***** Task inputs

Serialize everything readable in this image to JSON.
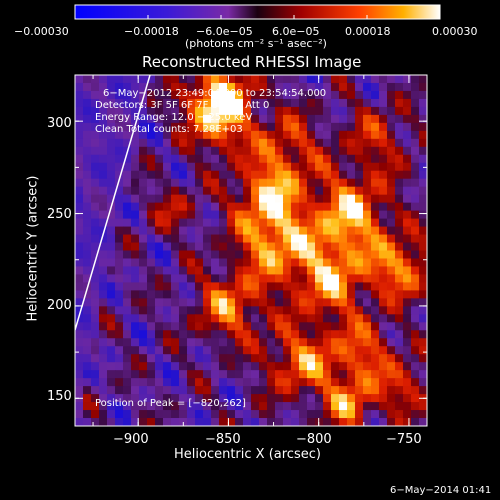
{
  "chart_data": {
    "type": "heatmap",
    "title": "Reconstructed RHESSI Image",
    "xlabel": "Heliocentric X (arcsec)",
    "ylabel": "Heliocentric Y (arcsec)",
    "xlim": [
      -935,
      -740
    ],
    "ylim": [
      135,
      325
    ],
    "xticks": [
      "−900",
      "−850",
      "−800",
      "−750"
    ],
    "xtick_values": [
      -900,
      -850,
      -800,
      -750
    ],
    "yticks": [
      "300",
      "250",
      "200",
      "150"
    ],
    "ytick_values": [
      300,
      250,
      200,
      150
    ],
    "colorbar": {
      "range": [
        -0.0003,
        0.0003
      ],
      "ticks": [
        "−0.00030",
        "−0.00018",
        "−6.0e−05",
        "6.0e−05",
        "0.00018",
        "0.00030"
      ],
      "tick_values": [
        -0.0003,
        -0.00018,
        -6e-05,
        6e-05,
        0.00018,
        0.0003
      ],
      "unit_label": "(photons cm⁻² s⁻¹ asec⁻²)"
    },
    "annotations": [
      "6−May−2012 23:49:04.000 to 23:54:54.000",
      "Detectors: 3F 5F 6F 7F 8F 9F, Att 0",
      "Energy Range: 12.0 − 25.0 keV",
      "Clean    Total counts: 7.28E+03"
    ],
    "peak_label": "Position of Peak = [−820,262]",
    "peak": [
      -820,
      262
    ],
    "grid": false
  },
  "footer_timestamp": "6−May−2014 01:41"
}
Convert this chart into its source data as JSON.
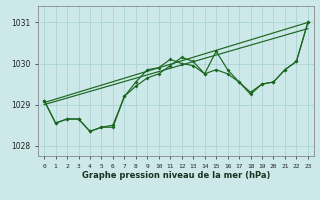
{
  "title": "Graphe pression niveau de la mer (hPa)",
  "background_color": "#cce8e8",
  "grid_color": "#aad4d4",
  "line_color": "#1a6620",
  "ylim": [
    1027.75,
    1031.4
  ],
  "xlim": [
    -0.5,
    23.5
  ],
  "yticks": [
    1028,
    1029,
    1030,
    1031
  ],
  "xtick_labels": [
    "0",
    "1",
    "2",
    "3",
    "4",
    "5",
    "6",
    "7",
    "8",
    "9",
    "10",
    "11",
    "12",
    "13",
    "14",
    "15",
    "16",
    "17",
    "18",
    "19",
    "20",
    "21",
    "22",
    "23"
  ],
  "trend1": {
    "x": [
      0,
      23
    ],
    "y": [
      1029.05,
      1031.0
    ]
  },
  "trend2": {
    "x": [
      0,
      23
    ],
    "y": [
      1029.0,
      1030.85
    ]
  },
  "jagged1_y": [
    1029.1,
    1028.55,
    1028.65,
    1028.65,
    1028.35,
    1028.45,
    1028.45,
    1029.2,
    1029.55,
    1029.85,
    1029.9,
    1030.1,
    1030.0,
    1029.95,
    1029.75,
    1030.3,
    1029.85,
    1029.55,
    1029.25,
    1029.5,
    1029.55,
    1029.85,
    1030.05,
    1031.0
  ],
  "jagged2_y": [
    1029.1,
    1028.55,
    1028.65,
    1028.65,
    1028.35,
    1028.45,
    1028.5,
    1029.2,
    1029.45,
    1029.65,
    1029.75,
    1029.95,
    1030.15,
    1030.05,
    1029.75,
    1029.85,
    1029.75,
    1029.55,
    1029.3,
    1029.5,
    1029.55,
    1029.85,
    1030.05,
    1031.0
  ]
}
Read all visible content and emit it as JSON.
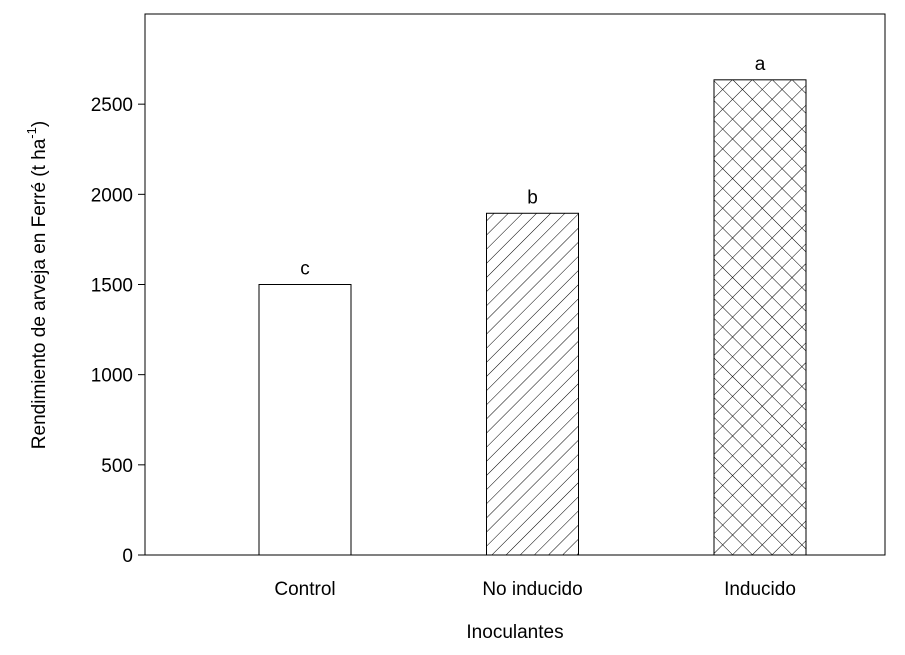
{
  "chart_data": {
    "type": "bar",
    "x_label": "Inoculantes",
    "y_label": "Rendimiento de arveja en Ferré (t ha",
    "y_label_sup": "-1",
    "y_label_end": ")",
    "categories": [
      "Control",
      "No inducido",
      "Inducido"
    ],
    "values": [
      1500,
      1895,
      2635
    ],
    "annotations": [
      "c",
      "b",
      "a"
    ],
    "patterns": [
      "none",
      "diagonal",
      "crosshatch"
    ],
    "color": "#000000",
    "ylim": [
      0,
      3000
    ],
    "yticks": [
      0,
      500,
      1000,
      1500,
      2000,
      2500
    ],
    "grid": false
  }
}
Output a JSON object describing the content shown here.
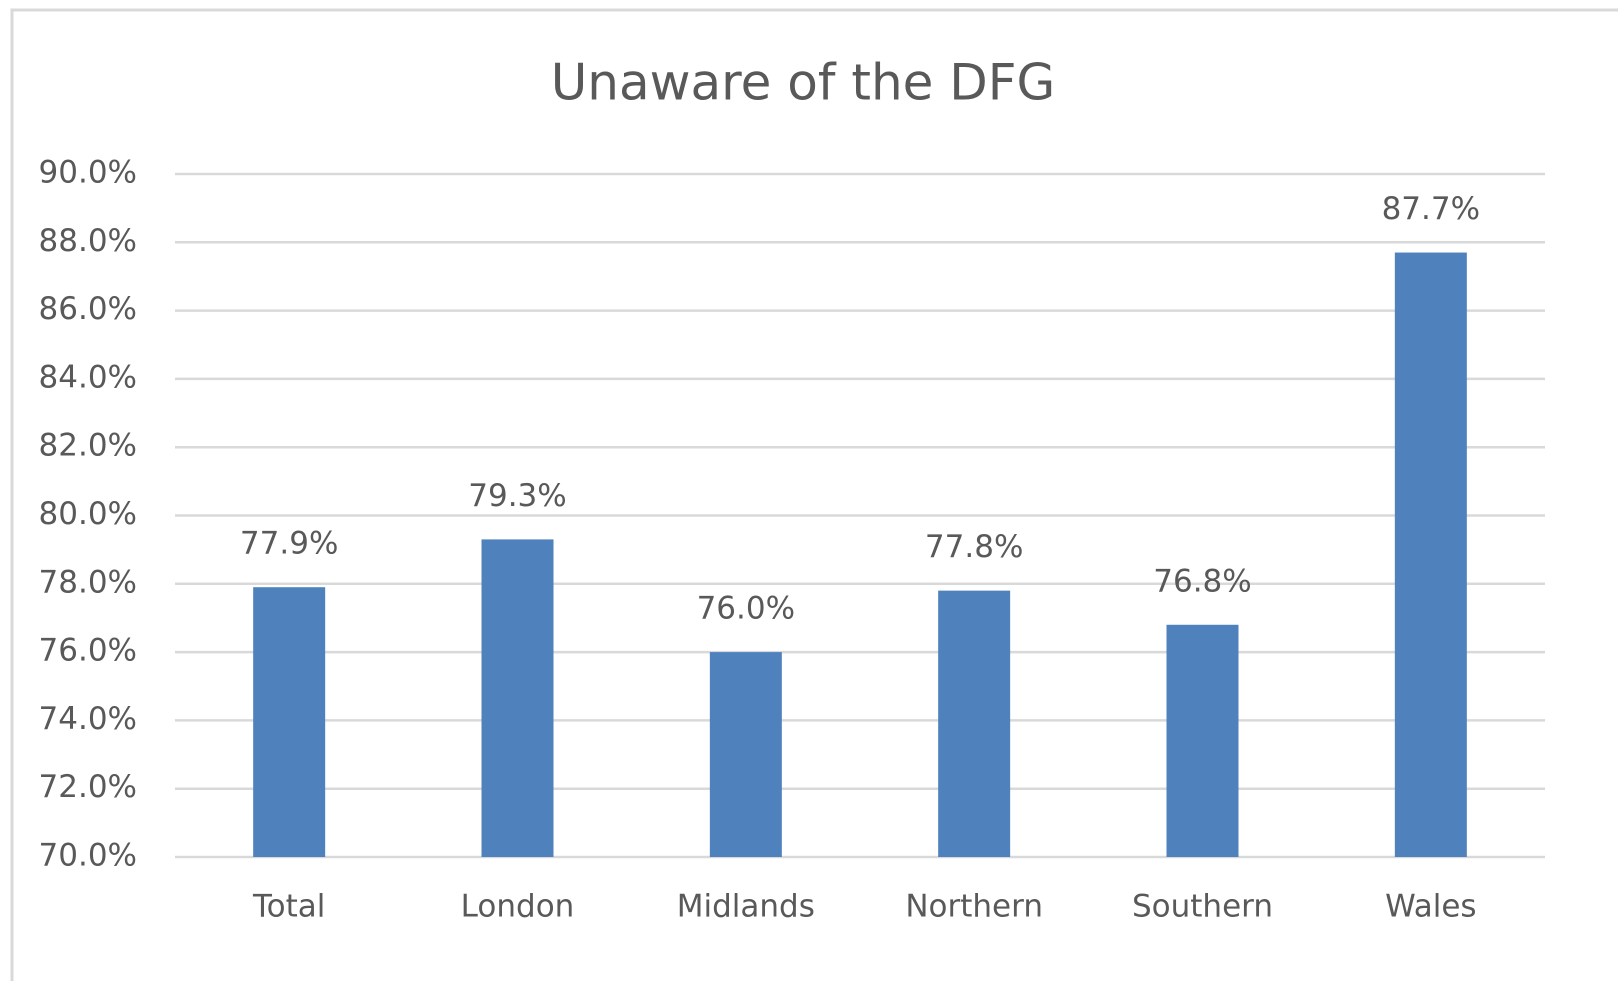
{
  "chart_data": {
    "type": "bar",
    "title": "Unaware of the DFG",
    "categories": [
      "Total",
      "London",
      "Midlands",
      "Northern",
      "Southern",
      "Wales"
    ],
    "values": [
      77.9,
      79.3,
      76.0,
      77.8,
      76.8,
      87.7
    ],
    "value_labels": [
      "77.9%",
      "79.3%",
      "76.0%",
      "77.8%",
      "76.8%",
      "87.7%"
    ],
    "color": "#4f81bd",
    "ylim": [
      70,
      90
    ],
    "yticks": [
      {
        "value": 70,
        "label": "70.0%"
      },
      {
        "value": 72,
        "label": "72.0%"
      },
      {
        "value": 74,
        "label": "74.0%"
      },
      {
        "value": 76,
        "label": "76.0%"
      },
      {
        "value": 78,
        "label": "78.0%"
      },
      {
        "value": 80,
        "label": "80.0%"
      },
      {
        "value": 82,
        "label": "82.0%"
      },
      {
        "value": 84,
        "label": "84.0%"
      },
      {
        "value": 86,
        "label": "86.0%"
      },
      {
        "value": 88,
        "label": "88.0%"
      },
      {
        "value": 90,
        "label": "90.0%"
      }
    ],
    "grid": true
  }
}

**********

* Aim *
In the records above, find the lines containing "Heliocentric" and copy them.

* Task response *
    "xlabel": "Heliocentric X (arcsec)",
    "ylabel": "Heliocentric Y (arcsec)",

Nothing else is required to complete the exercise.